▶ _EXERCISE DESCRIPTION_: Rewrite the lines from the one containing "I need the location" through the one containing "467, 29, 479]" as a numbered list, skipping any blank lines.
---------- RECORD LIST
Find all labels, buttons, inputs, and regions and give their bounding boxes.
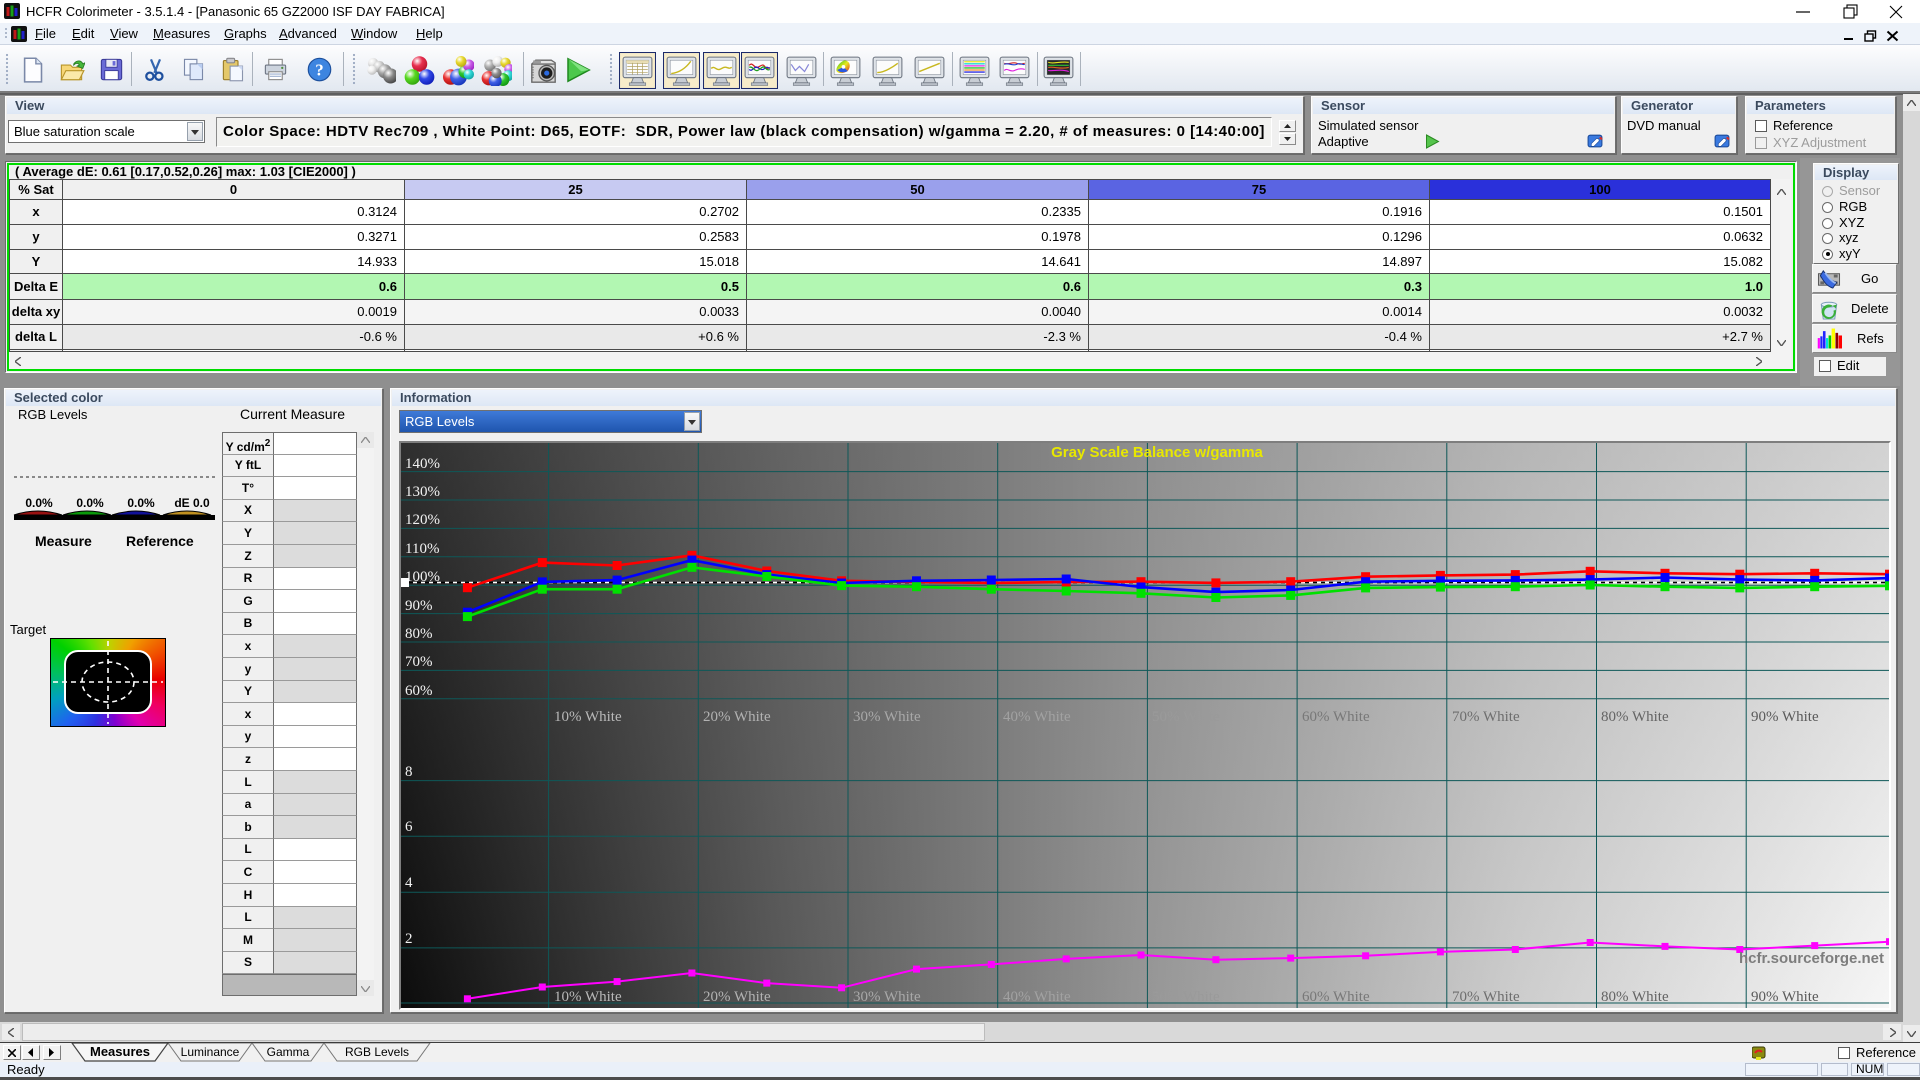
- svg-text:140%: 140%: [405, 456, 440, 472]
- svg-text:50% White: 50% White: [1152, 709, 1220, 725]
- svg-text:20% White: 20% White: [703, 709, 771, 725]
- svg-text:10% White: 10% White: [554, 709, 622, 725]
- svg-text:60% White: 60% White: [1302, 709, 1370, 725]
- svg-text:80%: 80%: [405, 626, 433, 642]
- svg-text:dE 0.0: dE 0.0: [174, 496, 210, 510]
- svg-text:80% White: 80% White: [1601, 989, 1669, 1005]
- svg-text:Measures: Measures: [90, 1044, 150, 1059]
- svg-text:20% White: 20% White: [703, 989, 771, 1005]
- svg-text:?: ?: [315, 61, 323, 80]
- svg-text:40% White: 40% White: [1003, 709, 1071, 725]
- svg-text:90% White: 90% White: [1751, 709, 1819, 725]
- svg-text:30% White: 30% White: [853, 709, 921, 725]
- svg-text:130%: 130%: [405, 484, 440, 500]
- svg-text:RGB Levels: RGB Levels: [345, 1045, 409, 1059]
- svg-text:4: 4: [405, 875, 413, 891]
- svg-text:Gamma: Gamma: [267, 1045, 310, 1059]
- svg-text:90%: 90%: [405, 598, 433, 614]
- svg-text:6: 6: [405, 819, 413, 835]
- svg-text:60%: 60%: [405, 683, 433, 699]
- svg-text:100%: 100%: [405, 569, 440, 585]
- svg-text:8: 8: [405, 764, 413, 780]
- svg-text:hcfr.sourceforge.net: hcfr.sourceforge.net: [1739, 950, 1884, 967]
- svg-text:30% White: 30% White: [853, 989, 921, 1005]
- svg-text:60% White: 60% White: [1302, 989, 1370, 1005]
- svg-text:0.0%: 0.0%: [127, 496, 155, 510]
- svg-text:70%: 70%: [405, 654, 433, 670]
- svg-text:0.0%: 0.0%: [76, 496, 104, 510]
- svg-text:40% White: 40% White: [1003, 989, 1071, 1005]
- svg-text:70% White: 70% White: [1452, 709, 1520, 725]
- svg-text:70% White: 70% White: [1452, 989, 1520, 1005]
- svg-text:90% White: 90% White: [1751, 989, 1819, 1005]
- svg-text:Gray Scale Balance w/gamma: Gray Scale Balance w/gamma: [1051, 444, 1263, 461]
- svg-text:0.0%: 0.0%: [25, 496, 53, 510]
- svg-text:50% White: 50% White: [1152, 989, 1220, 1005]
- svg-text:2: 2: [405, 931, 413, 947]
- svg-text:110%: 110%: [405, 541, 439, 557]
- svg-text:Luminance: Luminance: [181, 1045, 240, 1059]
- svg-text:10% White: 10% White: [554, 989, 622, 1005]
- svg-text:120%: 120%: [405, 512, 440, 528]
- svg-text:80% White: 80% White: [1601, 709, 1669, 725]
--------------------
---------- RECORD LIST
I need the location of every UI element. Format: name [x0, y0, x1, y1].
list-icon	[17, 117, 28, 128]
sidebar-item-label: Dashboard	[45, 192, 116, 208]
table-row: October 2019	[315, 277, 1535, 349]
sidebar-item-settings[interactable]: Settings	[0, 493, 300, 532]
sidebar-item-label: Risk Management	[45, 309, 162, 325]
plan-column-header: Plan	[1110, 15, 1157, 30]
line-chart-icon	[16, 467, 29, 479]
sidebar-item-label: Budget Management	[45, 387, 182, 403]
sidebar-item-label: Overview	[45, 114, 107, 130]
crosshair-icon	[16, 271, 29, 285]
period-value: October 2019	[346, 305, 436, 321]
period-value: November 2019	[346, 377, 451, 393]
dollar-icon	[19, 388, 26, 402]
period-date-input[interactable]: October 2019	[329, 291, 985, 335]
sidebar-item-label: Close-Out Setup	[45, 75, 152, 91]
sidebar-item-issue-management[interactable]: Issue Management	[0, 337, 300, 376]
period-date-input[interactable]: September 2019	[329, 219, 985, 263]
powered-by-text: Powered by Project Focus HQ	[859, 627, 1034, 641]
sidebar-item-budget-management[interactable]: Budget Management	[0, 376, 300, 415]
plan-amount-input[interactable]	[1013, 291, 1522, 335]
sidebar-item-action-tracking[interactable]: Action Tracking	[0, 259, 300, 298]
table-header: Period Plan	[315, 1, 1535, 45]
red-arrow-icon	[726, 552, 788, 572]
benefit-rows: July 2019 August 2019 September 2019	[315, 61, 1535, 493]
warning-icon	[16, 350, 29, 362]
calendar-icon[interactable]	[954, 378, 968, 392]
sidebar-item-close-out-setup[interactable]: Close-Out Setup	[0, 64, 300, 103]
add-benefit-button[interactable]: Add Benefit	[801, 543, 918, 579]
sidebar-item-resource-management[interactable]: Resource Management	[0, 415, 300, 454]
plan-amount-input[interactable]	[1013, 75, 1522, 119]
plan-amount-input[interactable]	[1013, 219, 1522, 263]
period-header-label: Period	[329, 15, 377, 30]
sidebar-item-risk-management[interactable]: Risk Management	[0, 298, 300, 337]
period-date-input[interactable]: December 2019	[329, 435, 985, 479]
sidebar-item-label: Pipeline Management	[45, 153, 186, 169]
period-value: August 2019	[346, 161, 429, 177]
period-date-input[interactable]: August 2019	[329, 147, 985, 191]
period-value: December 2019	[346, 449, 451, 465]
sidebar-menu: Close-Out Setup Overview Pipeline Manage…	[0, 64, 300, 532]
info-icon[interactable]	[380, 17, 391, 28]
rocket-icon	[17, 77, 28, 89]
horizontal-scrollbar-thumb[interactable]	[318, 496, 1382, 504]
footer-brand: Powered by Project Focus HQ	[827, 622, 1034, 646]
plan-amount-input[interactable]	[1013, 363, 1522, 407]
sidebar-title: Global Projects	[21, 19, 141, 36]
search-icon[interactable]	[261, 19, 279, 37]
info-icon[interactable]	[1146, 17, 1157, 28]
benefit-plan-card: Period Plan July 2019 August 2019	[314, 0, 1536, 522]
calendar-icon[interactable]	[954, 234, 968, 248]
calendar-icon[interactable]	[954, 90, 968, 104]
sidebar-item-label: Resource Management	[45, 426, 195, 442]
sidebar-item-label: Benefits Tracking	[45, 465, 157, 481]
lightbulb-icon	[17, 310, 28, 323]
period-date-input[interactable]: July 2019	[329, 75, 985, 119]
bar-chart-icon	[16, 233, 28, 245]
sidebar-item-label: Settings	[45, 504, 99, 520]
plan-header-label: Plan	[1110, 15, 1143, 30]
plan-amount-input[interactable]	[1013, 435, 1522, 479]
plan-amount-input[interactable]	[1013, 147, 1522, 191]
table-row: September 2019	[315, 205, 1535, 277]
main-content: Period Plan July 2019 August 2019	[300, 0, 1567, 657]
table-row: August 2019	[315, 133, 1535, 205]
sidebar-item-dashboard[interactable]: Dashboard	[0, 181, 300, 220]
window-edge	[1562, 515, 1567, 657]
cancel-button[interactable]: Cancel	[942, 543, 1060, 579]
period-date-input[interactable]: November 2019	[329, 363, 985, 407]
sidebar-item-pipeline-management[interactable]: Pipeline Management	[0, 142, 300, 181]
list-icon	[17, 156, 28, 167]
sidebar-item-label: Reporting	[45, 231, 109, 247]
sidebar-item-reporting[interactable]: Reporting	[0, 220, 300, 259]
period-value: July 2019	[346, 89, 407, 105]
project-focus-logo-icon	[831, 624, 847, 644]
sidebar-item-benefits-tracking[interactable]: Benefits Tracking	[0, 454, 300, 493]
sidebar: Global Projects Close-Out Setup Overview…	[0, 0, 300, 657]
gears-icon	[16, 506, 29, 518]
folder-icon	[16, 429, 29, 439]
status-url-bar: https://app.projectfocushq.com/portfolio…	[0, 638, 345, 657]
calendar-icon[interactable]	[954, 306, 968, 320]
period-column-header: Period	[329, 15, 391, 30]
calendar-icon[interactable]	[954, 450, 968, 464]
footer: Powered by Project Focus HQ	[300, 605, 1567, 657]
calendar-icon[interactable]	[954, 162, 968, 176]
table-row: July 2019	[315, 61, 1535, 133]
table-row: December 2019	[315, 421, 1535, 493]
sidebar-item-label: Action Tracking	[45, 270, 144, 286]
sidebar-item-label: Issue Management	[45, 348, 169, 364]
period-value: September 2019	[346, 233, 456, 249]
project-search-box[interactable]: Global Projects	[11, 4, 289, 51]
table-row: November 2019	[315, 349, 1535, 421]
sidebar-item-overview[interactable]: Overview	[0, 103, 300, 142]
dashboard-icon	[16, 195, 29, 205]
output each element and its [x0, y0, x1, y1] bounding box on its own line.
--------------------
---------- RECORD LIST
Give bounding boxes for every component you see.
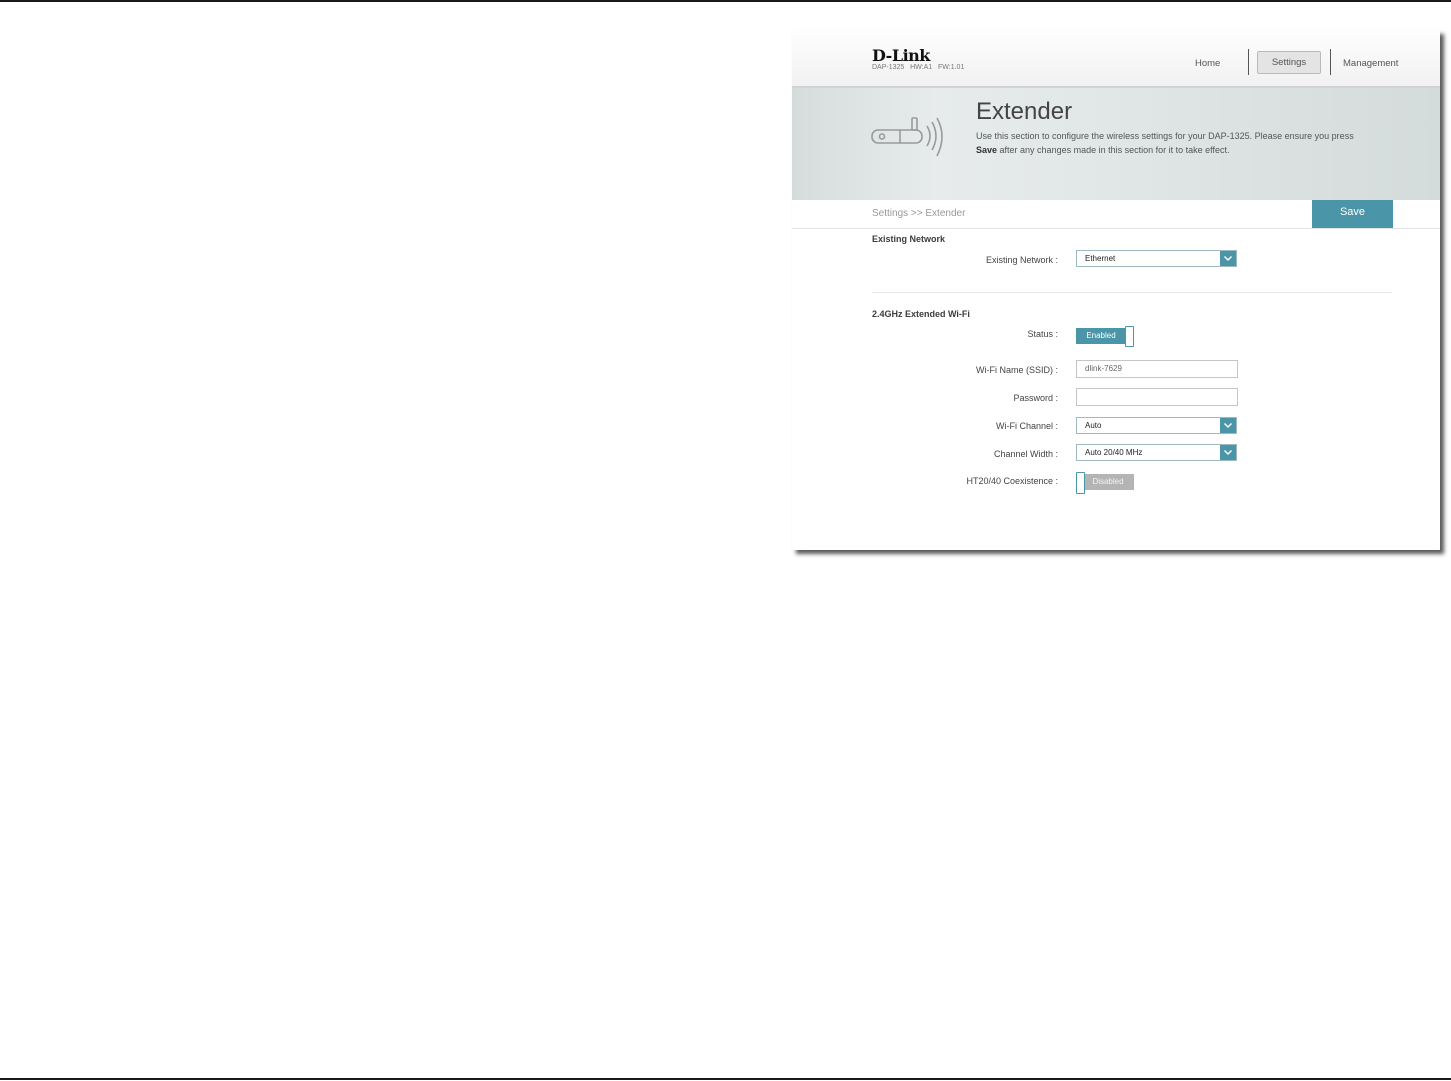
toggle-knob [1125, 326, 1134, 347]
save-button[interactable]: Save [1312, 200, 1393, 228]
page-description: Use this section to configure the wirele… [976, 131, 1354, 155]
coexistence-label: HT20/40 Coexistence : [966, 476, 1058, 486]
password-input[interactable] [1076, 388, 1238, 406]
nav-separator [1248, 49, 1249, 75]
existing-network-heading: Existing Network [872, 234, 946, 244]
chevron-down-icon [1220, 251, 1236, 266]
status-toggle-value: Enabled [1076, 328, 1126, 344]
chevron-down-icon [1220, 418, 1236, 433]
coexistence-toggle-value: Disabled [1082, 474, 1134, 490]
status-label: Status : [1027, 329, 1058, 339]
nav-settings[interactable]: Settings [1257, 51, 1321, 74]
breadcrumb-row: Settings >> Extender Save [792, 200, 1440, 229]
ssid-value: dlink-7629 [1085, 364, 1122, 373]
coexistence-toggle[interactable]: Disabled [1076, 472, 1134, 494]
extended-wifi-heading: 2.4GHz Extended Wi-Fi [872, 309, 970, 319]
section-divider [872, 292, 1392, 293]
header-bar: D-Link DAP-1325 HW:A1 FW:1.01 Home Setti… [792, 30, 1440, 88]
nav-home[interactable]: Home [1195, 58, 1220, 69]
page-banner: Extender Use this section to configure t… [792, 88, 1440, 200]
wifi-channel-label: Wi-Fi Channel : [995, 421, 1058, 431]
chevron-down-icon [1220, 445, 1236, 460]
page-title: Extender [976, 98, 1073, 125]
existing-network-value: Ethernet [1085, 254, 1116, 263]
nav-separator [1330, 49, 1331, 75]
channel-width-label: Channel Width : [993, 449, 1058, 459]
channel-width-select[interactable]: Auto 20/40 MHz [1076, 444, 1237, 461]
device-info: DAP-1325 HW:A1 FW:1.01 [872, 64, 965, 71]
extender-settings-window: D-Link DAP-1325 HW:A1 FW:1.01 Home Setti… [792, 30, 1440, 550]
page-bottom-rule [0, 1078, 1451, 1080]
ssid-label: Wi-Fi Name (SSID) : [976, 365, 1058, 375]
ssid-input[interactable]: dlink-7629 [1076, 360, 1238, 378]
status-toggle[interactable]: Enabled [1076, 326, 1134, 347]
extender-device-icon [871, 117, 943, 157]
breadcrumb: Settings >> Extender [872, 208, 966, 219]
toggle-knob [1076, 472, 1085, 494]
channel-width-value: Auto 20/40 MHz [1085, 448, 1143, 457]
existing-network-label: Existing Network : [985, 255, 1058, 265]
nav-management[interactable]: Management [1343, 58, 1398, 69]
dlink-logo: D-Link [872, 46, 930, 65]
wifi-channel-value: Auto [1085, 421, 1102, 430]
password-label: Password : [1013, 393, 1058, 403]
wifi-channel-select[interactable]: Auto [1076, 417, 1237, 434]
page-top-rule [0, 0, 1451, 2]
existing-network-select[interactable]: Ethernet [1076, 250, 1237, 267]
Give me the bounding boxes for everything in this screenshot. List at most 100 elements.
--------------------
▶ _RESPONSE FOR THIS EXERCISE_:
1. I need the location of every UI element. Format: name [x0, y0, x1, y1].
2. list-icon	[17, 117, 28, 128]
3. sidebar-item-label: Dashboard	[45, 192, 116, 208]
4. table-row: October 2019	[315, 277, 1535, 349]
5. sidebar-item-settings[interactable]: Settings	[0, 493, 300, 532]
6. sidebar-item-label: Risk Management	[45, 309, 162, 325]
7. plan-column-header: Plan	[1110, 15, 1157, 30]
8. line-chart-icon	[16, 467, 29, 479]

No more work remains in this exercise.